▶ [DO THIS] Looking at the data below, count the lines that contain the string "grid". Write only the total.

Dataset listings of figures
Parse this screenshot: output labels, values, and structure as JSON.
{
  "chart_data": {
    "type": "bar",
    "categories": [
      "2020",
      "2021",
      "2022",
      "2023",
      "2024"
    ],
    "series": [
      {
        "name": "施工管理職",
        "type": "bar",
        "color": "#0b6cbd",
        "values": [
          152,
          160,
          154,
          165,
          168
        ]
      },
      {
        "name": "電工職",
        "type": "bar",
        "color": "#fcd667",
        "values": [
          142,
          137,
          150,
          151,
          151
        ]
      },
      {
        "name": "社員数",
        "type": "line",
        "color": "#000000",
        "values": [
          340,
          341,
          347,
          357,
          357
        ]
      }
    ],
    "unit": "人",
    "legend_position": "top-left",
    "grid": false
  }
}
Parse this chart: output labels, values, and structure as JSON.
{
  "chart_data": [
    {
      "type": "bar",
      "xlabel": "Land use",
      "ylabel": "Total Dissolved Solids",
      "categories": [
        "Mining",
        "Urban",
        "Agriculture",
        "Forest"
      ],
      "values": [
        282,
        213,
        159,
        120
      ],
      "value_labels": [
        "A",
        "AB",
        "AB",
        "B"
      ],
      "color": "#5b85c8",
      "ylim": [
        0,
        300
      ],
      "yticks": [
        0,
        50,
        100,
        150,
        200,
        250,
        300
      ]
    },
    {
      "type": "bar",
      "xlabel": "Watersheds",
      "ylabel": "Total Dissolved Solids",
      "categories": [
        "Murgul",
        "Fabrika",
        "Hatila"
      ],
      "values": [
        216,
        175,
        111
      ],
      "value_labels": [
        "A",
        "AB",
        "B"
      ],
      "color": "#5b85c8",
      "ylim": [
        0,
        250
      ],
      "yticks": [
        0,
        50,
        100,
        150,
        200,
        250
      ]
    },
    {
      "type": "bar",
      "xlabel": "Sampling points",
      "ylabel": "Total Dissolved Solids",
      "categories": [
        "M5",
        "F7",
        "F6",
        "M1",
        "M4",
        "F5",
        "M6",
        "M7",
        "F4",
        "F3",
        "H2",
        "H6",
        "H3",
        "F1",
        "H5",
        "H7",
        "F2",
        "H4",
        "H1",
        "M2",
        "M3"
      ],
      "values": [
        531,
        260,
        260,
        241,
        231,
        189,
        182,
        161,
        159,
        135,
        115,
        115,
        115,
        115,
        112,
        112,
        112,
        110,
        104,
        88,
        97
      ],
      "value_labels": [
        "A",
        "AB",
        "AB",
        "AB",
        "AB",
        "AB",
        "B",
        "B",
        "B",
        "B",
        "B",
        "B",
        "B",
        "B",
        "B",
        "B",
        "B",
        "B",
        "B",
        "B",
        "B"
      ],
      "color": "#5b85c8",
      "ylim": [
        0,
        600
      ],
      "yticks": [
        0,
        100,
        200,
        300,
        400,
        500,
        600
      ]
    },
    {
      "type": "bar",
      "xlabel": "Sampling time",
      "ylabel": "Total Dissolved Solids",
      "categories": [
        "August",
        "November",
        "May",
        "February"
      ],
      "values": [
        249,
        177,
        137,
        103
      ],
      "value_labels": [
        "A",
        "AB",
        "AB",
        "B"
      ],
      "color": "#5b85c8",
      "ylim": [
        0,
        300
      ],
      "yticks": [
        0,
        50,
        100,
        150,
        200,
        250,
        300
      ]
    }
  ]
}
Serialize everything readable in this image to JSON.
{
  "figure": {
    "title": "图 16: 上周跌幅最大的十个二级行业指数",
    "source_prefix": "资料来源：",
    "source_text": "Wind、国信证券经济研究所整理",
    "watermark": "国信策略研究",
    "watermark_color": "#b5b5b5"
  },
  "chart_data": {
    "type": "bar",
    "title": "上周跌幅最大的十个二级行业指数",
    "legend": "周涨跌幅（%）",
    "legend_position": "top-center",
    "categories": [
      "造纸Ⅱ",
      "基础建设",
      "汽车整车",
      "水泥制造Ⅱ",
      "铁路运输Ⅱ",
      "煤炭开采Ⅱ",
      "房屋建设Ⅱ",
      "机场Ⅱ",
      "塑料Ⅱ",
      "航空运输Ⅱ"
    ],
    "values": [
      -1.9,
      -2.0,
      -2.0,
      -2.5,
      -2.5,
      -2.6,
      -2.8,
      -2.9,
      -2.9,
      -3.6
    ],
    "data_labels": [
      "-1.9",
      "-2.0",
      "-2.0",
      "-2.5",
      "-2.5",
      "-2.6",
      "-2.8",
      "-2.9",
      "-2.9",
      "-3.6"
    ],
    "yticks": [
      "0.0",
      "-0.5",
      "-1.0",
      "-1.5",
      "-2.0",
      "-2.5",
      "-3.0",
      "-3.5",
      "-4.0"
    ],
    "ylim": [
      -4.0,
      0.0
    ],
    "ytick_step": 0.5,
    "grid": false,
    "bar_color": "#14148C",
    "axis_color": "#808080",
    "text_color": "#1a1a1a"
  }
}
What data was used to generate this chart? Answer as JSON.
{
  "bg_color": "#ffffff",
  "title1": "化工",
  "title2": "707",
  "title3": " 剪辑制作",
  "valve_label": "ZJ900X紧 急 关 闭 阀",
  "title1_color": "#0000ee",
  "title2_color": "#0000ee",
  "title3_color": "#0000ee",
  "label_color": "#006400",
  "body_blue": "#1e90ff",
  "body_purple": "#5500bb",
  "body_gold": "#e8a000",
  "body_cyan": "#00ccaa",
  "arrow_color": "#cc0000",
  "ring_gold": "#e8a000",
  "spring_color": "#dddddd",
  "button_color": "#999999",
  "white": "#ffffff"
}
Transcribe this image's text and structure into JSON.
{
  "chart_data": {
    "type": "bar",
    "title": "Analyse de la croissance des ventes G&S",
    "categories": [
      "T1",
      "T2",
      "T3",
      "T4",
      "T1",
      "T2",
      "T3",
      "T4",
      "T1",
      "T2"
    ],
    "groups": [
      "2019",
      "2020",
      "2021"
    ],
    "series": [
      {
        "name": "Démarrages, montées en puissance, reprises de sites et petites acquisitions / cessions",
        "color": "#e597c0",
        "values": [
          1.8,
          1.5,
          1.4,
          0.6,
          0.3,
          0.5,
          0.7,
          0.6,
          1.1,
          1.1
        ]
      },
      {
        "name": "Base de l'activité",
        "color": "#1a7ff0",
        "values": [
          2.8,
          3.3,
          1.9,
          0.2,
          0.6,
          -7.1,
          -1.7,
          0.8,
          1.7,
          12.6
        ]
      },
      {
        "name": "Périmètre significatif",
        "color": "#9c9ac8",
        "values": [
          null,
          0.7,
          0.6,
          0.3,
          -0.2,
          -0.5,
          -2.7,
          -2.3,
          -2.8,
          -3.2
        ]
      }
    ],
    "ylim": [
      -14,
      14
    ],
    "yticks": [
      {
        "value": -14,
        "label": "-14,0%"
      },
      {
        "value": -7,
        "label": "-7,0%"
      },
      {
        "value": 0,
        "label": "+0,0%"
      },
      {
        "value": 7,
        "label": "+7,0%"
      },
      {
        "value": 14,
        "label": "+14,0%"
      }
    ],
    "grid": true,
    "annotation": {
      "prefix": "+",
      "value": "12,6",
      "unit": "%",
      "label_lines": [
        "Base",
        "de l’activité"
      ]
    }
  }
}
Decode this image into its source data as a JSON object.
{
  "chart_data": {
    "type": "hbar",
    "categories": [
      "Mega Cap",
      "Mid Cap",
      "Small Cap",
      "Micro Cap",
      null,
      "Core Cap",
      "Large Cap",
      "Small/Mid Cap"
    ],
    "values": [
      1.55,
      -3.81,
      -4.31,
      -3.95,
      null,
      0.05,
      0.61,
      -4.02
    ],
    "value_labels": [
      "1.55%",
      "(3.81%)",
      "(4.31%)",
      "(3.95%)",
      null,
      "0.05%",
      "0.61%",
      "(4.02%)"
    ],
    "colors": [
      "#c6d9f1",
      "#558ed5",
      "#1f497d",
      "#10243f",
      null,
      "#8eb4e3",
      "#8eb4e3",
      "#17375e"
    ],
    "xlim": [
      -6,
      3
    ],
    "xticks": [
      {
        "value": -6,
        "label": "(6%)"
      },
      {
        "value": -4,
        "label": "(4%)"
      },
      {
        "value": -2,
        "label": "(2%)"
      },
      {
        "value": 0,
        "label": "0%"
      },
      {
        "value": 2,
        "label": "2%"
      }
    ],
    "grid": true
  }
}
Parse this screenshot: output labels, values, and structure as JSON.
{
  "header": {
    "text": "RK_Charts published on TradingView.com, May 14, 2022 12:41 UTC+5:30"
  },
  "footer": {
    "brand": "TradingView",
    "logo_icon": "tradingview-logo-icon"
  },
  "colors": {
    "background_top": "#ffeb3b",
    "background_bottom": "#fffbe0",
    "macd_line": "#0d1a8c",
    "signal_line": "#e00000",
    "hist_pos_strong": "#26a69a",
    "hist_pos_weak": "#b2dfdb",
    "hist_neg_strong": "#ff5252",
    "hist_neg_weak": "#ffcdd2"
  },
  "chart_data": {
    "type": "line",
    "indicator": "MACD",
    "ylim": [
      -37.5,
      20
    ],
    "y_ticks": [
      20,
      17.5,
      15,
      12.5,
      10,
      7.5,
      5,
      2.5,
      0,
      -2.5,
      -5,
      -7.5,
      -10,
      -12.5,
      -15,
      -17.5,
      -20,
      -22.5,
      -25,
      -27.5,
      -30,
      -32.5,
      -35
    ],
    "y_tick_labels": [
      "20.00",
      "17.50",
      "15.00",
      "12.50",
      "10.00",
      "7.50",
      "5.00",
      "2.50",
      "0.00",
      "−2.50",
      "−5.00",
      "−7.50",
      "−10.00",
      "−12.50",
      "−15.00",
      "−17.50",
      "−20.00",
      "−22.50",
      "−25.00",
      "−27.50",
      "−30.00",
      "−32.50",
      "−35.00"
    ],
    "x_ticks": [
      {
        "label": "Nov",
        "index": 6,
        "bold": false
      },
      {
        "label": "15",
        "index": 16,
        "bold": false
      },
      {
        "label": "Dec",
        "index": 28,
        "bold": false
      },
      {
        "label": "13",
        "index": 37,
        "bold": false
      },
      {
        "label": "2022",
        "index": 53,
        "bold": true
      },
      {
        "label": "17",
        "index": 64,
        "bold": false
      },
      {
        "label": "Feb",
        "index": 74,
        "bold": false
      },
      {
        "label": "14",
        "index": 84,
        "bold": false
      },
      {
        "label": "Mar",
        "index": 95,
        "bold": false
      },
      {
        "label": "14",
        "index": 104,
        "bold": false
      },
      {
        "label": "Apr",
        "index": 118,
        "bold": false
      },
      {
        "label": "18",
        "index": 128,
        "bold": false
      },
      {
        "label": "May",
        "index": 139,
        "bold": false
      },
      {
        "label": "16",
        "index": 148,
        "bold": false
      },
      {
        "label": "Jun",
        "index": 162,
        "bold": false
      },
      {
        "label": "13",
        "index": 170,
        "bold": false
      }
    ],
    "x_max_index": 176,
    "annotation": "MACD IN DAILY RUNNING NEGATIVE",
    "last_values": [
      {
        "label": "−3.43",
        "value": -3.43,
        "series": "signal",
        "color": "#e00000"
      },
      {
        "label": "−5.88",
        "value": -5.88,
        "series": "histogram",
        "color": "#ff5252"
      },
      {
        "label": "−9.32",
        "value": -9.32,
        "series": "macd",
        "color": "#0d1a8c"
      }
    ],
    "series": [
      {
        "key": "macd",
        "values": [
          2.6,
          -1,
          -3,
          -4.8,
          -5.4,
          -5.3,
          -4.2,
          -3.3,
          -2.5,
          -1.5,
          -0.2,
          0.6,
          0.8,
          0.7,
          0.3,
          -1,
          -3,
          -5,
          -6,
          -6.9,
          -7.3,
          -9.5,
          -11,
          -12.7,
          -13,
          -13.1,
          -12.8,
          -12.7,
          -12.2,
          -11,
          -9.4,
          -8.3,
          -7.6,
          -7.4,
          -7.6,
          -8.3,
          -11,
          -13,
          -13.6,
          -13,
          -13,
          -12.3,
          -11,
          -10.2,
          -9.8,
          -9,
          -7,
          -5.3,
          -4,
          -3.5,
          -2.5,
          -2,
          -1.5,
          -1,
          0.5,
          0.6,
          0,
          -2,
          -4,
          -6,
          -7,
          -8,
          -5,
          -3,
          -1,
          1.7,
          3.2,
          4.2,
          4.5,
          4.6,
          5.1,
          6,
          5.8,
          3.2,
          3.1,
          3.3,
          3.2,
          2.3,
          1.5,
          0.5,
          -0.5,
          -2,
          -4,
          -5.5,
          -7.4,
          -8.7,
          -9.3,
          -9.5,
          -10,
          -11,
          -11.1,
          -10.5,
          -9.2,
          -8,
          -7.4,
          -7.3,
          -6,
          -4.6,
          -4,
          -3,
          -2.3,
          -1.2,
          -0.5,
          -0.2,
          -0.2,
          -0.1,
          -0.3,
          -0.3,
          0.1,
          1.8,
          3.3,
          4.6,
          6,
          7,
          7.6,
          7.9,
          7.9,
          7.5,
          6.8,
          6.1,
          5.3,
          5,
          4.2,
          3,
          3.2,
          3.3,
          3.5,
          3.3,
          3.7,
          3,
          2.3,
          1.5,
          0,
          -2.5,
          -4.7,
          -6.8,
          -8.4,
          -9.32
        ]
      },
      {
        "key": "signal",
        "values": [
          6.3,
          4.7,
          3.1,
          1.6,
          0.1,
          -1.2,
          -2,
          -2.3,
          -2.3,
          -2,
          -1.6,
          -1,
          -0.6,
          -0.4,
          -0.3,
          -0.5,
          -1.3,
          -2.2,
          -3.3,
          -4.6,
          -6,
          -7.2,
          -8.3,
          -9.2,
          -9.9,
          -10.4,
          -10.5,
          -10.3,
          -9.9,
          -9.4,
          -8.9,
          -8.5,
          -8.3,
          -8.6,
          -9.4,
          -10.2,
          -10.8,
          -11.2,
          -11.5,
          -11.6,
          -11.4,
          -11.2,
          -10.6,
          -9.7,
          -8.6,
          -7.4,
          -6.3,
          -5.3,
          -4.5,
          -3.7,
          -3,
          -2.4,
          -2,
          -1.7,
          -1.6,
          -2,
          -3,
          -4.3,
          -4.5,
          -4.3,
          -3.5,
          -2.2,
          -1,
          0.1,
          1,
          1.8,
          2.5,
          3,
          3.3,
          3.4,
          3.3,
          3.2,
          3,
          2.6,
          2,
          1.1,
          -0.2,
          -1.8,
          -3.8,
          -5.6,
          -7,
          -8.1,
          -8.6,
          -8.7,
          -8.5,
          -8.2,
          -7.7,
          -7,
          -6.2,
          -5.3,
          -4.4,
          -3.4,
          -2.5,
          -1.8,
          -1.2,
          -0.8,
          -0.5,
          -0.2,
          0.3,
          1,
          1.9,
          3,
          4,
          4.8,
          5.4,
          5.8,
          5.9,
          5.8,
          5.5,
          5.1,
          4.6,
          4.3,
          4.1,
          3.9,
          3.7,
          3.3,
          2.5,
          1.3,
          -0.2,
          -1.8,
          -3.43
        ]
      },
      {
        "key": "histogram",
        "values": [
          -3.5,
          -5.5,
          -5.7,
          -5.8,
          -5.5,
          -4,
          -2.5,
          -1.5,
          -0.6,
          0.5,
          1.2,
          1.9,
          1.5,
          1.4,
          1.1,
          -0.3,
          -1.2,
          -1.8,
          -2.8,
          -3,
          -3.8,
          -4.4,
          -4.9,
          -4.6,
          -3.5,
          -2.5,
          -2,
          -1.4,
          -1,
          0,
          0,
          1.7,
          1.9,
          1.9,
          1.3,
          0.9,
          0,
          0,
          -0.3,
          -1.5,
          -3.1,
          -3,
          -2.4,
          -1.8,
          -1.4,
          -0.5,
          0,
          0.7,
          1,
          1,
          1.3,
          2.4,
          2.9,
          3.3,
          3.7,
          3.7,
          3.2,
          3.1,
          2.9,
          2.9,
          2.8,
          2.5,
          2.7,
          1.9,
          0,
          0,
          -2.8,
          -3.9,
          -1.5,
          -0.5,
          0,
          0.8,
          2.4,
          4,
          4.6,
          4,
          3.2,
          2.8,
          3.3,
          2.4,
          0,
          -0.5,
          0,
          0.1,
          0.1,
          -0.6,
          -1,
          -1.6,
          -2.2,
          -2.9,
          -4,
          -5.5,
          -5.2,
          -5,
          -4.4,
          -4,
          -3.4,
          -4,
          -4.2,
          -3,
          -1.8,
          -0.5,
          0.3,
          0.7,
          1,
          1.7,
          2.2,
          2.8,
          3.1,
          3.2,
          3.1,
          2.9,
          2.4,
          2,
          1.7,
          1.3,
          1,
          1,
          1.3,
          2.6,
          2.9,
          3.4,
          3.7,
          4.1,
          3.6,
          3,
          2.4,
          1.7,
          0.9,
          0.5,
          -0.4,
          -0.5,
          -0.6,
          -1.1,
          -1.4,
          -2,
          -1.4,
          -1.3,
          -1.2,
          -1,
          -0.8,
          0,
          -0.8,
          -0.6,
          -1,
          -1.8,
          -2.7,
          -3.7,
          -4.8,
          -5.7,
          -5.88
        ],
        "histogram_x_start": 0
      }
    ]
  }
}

▶ [TASK ANSWER] 4